(Data entries)
*-*-*

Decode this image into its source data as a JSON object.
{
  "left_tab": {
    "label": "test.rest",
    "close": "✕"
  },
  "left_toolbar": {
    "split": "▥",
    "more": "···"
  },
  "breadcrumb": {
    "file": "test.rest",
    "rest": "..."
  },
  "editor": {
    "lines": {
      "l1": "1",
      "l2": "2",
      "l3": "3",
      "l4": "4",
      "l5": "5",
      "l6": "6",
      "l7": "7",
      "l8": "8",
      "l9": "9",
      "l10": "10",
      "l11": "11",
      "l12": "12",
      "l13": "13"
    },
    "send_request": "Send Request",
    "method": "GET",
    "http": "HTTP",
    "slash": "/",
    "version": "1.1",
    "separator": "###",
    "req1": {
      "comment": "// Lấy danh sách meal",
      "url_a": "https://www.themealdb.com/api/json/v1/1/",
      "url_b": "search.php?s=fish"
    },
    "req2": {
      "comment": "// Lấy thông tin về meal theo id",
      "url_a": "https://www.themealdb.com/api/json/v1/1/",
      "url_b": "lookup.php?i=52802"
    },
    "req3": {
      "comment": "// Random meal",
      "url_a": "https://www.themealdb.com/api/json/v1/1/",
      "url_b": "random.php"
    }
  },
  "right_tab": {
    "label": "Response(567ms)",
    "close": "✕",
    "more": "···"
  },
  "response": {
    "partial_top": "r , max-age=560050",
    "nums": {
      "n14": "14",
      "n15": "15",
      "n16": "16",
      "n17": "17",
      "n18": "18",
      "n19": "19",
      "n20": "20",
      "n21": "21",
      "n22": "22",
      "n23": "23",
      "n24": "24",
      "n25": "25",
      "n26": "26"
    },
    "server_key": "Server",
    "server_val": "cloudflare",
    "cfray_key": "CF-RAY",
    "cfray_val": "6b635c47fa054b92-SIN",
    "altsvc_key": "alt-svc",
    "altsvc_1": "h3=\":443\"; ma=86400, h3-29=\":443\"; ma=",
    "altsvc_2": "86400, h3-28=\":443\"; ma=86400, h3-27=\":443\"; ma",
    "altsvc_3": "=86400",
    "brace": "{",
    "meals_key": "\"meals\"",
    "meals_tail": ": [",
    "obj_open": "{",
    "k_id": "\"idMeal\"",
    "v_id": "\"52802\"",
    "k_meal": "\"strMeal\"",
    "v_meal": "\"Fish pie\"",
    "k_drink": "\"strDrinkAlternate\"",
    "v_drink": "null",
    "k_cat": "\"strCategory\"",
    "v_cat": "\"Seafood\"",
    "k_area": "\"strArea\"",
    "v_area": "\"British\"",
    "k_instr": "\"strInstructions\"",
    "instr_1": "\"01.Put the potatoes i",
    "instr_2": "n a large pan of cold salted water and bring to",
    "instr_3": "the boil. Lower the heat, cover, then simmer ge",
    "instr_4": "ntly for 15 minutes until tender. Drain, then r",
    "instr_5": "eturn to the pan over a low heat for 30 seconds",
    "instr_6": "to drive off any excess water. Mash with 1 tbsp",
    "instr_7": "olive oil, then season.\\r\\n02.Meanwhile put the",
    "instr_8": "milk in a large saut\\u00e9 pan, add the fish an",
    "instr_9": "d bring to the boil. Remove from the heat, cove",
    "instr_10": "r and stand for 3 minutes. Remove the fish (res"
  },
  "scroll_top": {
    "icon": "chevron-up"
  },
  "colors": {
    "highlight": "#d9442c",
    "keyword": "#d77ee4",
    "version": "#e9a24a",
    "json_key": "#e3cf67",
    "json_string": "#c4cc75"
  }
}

*-*-*

Return every record above exactly as it appears.

» **Solution to the problem**:
Decode this image into its source data as a JSON object.
{
  "left_tab": {
    "label": "test.rest",
    "close": "✕"
  },
  "left_toolbar": {
    "split": "▥",
    "more": "···"
  },
  "breadcrumb": {
    "file": "test.rest",
    "rest": "..."
  },
  "editor": {
    "lines": {
      "l1": "1",
      "l2": "2",
      "l3": "3",
      "l4": "4",
      "l5": "5",
      "l6": "6",
      "l7": "7",
      "l8": "8",
      "l9": "9",
      "l10": "10",
      "l11": "11",
      "l12": "12",
      "l13": "13"
    },
    "send_request": "Send Request",
    "method": "GET",
    "http": "HTTP",
    "slash": "/",
    "version": "1.1",
    "separator": "###",
    "req1": {
      "comment": "// Lấy danh sách meal",
      "url_a": "https://www.themealdb.com/api/json/v1/1/",
      "url_b": "search.php?s=fish"
    },
    "req2": {
      "comment": "// Lấy thông tin về meal theo id",
      "url_a": "https://www.themealdb.com/api/json/v1/1/",
      "url_b": "lookup.php?i=52802"
    },
    "req3": {
      "comment": "// Random meal",
      "url_a": "https://www.themealdb.com/api/json/v1/1/",
      "url_b": "random.php"
    }
  },
  "right_tab": {
    "label": "Response(567ms)",
    "close": "✕",
    "more": "···"
  },
  "response": {
    "partial_top": "r , max-age=560050",
    "nums": {
      "n14": "14",
      "n15": "15",
      "n16": "16",
      "n17": "17",
      "n18": "18",
      "n19": "19",
      "n20": "20",
      "n21": "21",
      "n22": "22",
      "n23": "23",
      "n24": "24",
      "n25": "25",
      "n26": "26"
    },
    "server_key": "Server",
    "server_val": "cloudflare",
    "cfray_key": "CF-RAY",
    "cfray_val": "6b635c47fa054b92-SIN",
    "altsvc_key": "alt-svc",
    "altsvc_1": "h3=\":443\"; ma=86400, h3-29=\":443\"; ma=",
    "altsvc_2": "86400, h3-28=\":443\"; ma=86400, h3-27=\":443\"; ma",
    "altsvc_3": "=86400",
    "brace": "{",
    "meals_key": "\"meals\"",
    "meals_tail": ": [",
    "obj_open": "{",
    "k_id": "\"idMeal\"",
    "v_id": "\"52802\"",
    "k_meal": "\"strMeal\"",
    "v_meal": "\"Fish pie\"",
    "k_drink": "\"strDrinkAlternate\"",
    "v_drink": "null",
    "k_cat": "\"strCategory\"",
    "v_cat": "\"Seafood\"",
    "k_area": "\"strArea\"",
    "v_area": "\"British\"",
    "k_instr": "\"strInstructions\"",
    "instr_1": "\"01.Put the potatoes i",
    "instr_2": "n a large pan of cold salted water and bring to",
    "instr_3": "the boil. Lower the heat, cover, then simmer ge",
    "instr_4": "ntly for 15 minutes until tender. Drain, then r",
    "instr_5": "eturn to the pan over a low heat for 30 seconds",
    "instr_6": "to drive off any excess water. Mash with 1 tbsp",
    "instr_7": "olive oil, then season.\\r\\n02.Meanwhile put the",
    "instr_8": "milk in a large saut\\u00e9 pan, add the fish an",
    "instr_9": "d bring to the boil. Remove from the heat, cove",
    "instr_10": "r and stand for 3 minutes. Remove the fish (res"
  },
  "scroll_top": {
    "icon": "chevron-up"
  },
  "colors": {
    "highlight": "#d9442c",
    "keyword": "#d77ee4",
    "version": "#e9a24a",
    "json_key": "#e3cf67",
    "json_string": "#c4cc75"
  }
}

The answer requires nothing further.